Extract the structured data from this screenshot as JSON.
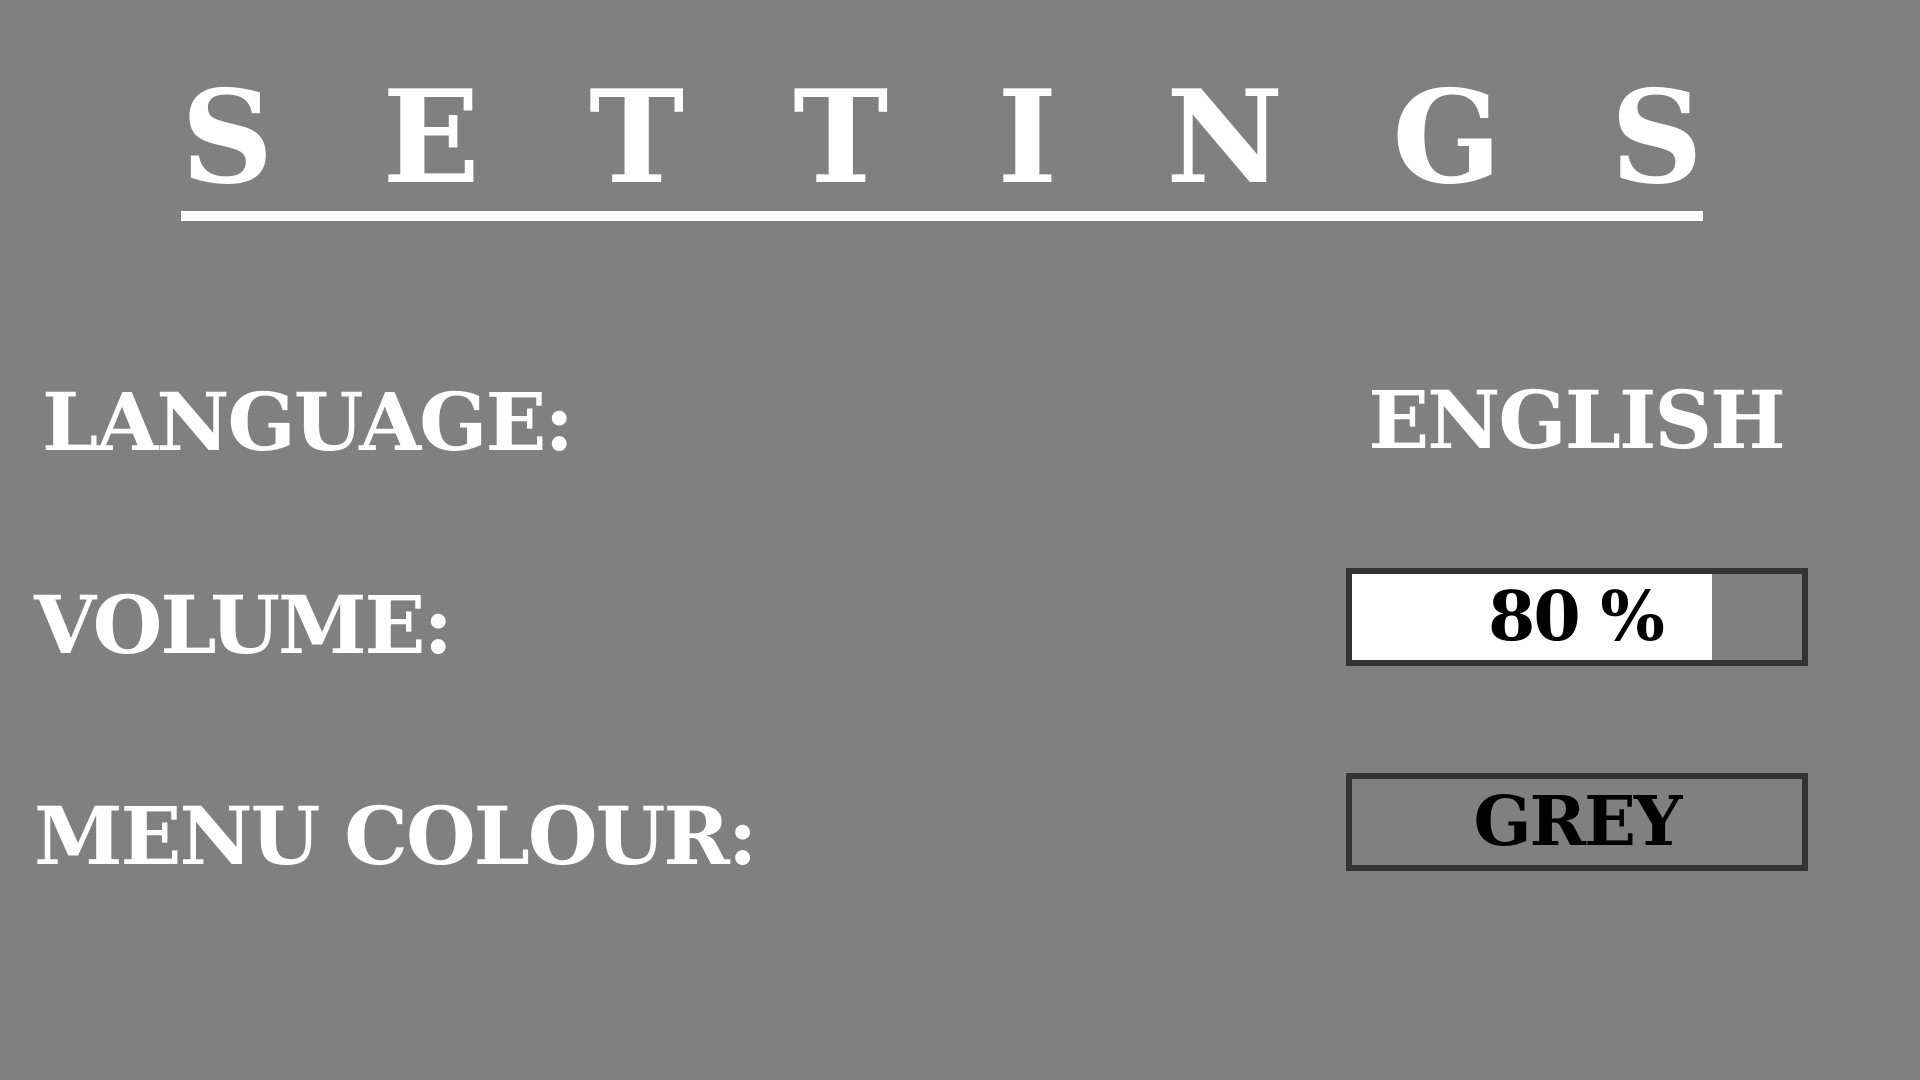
{
  "colors": {
    "background": "#808080",
    "text": "#ffffff",
    "box_border": "#333333",
    "box_text": "#000000",
    "volume_fill": "#ffffff"
  },
  "header": {
    "title_letters": [
      "S",
      "E",
      "T",
      "T",
      "I",
      "N",
      "G",
      "S"
    ]
  },
  "settings": {
    "language": {
      "label": "LANGUAGE:",
      "value": "ENGLISH"
    },
    "volume": {
      "label": "VOLUME:",
      "value_text": "80 %",
      "level": 0.8
    },
    "menu_colour": {
      "label": "MENU COLOUR:",
      "value": "GREY"
    }
  }
}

— The request —
Filter the records down to the lines that contain the string "label", and copy those lines.

— Reply —
      "label": "LANGUAGE:",
      "label": "VOLUME:",
      "label": "MENU COLOUR:",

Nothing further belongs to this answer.